··· Information provided ···
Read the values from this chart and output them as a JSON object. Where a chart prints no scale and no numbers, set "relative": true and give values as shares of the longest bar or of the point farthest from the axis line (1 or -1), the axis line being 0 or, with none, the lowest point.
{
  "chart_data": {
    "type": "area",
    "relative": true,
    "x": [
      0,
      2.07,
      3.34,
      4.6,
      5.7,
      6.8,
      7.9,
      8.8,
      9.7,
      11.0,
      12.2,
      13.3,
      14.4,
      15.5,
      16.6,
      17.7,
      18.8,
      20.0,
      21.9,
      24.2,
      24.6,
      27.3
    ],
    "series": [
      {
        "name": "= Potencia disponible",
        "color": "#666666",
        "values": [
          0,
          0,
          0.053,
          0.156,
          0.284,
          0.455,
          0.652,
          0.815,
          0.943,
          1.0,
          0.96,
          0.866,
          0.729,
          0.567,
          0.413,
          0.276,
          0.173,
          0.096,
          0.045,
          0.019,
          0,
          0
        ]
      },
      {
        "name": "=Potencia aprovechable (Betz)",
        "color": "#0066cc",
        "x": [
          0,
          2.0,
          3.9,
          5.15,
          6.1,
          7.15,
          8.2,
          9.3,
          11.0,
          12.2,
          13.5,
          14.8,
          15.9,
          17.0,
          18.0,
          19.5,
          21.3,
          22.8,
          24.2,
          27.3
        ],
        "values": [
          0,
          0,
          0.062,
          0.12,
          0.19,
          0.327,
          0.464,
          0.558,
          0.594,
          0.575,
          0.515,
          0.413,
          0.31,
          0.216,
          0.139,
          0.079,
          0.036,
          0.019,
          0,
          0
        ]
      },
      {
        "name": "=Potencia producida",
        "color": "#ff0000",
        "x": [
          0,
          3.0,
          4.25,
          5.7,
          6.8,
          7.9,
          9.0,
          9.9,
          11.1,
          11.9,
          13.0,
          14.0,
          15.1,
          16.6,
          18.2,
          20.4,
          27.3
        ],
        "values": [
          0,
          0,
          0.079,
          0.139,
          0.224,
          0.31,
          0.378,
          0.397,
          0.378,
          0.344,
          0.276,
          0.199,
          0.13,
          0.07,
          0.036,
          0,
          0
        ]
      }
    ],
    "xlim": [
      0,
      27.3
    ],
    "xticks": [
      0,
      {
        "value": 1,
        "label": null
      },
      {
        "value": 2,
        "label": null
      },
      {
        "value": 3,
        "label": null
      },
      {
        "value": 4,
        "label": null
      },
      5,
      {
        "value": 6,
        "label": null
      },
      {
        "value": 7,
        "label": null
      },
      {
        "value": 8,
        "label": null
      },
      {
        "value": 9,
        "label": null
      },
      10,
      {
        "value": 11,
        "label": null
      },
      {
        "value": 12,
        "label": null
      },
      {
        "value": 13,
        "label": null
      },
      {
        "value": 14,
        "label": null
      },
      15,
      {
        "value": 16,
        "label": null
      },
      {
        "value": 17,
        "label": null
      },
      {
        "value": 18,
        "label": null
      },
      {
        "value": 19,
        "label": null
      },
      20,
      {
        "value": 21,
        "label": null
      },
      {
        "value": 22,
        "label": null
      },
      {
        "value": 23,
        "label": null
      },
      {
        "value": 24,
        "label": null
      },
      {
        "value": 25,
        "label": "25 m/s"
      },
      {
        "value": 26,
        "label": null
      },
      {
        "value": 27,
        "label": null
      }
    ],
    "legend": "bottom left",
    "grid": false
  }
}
···
··· Information provided ···
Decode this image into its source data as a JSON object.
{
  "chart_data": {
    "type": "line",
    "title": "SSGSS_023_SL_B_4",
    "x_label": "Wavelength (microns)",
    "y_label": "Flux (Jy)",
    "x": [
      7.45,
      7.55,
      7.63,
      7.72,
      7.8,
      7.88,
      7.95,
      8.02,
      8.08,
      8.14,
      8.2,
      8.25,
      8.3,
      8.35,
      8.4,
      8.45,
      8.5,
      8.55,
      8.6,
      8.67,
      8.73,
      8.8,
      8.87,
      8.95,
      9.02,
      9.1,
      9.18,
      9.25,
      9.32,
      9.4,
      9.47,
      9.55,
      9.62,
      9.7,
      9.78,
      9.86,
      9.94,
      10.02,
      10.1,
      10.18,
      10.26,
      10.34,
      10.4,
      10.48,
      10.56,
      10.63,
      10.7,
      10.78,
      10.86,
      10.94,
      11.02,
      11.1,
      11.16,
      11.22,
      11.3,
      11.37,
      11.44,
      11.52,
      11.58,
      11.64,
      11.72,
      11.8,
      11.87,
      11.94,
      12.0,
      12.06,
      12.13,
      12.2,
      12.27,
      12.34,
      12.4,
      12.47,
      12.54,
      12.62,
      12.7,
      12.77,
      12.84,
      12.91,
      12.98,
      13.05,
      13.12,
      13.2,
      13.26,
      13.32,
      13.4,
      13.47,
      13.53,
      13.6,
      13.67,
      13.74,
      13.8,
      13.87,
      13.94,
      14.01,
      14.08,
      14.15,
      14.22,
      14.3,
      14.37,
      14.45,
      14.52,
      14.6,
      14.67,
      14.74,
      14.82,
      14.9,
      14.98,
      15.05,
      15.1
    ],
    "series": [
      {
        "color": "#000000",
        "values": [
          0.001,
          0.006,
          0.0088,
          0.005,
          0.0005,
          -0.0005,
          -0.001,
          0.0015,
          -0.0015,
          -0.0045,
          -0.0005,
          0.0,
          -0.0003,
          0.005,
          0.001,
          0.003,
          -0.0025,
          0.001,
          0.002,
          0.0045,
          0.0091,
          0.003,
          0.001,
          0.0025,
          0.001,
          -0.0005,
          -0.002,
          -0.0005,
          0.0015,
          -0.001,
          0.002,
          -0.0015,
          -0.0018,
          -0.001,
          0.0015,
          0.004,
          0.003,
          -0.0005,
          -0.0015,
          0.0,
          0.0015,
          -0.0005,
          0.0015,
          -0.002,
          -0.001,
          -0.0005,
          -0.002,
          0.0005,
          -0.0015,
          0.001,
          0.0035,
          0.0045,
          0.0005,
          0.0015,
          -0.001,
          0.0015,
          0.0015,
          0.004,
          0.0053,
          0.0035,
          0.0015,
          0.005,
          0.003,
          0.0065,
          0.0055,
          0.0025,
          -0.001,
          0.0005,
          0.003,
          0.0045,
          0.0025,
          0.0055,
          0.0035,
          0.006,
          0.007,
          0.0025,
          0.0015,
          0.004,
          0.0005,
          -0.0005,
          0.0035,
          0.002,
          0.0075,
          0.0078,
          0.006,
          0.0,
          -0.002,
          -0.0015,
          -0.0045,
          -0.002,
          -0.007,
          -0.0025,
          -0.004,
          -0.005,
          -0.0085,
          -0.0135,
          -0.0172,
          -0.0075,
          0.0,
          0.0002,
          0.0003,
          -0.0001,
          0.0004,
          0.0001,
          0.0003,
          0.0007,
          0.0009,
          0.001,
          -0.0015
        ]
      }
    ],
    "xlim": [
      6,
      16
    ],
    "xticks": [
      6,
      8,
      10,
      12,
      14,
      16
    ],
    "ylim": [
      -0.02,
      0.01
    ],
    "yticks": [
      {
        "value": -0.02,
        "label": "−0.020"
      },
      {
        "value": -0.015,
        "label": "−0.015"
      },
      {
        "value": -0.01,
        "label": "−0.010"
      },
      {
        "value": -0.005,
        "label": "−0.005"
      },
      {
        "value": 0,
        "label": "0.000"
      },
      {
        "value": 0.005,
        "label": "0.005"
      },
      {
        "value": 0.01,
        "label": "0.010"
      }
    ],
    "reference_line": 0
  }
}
···
• What the task requires
In the records above, collect each line with "relative".

• Written reply
Read the values from this chart and output them as a JSON object. Where a chart prints no scale and no numbers, set "relative": true and give values as shares of the longest bar or of the point farthest from the axis line (1 or -1), the axis line being 0 or, with none, the lowest point.
    "relative": true,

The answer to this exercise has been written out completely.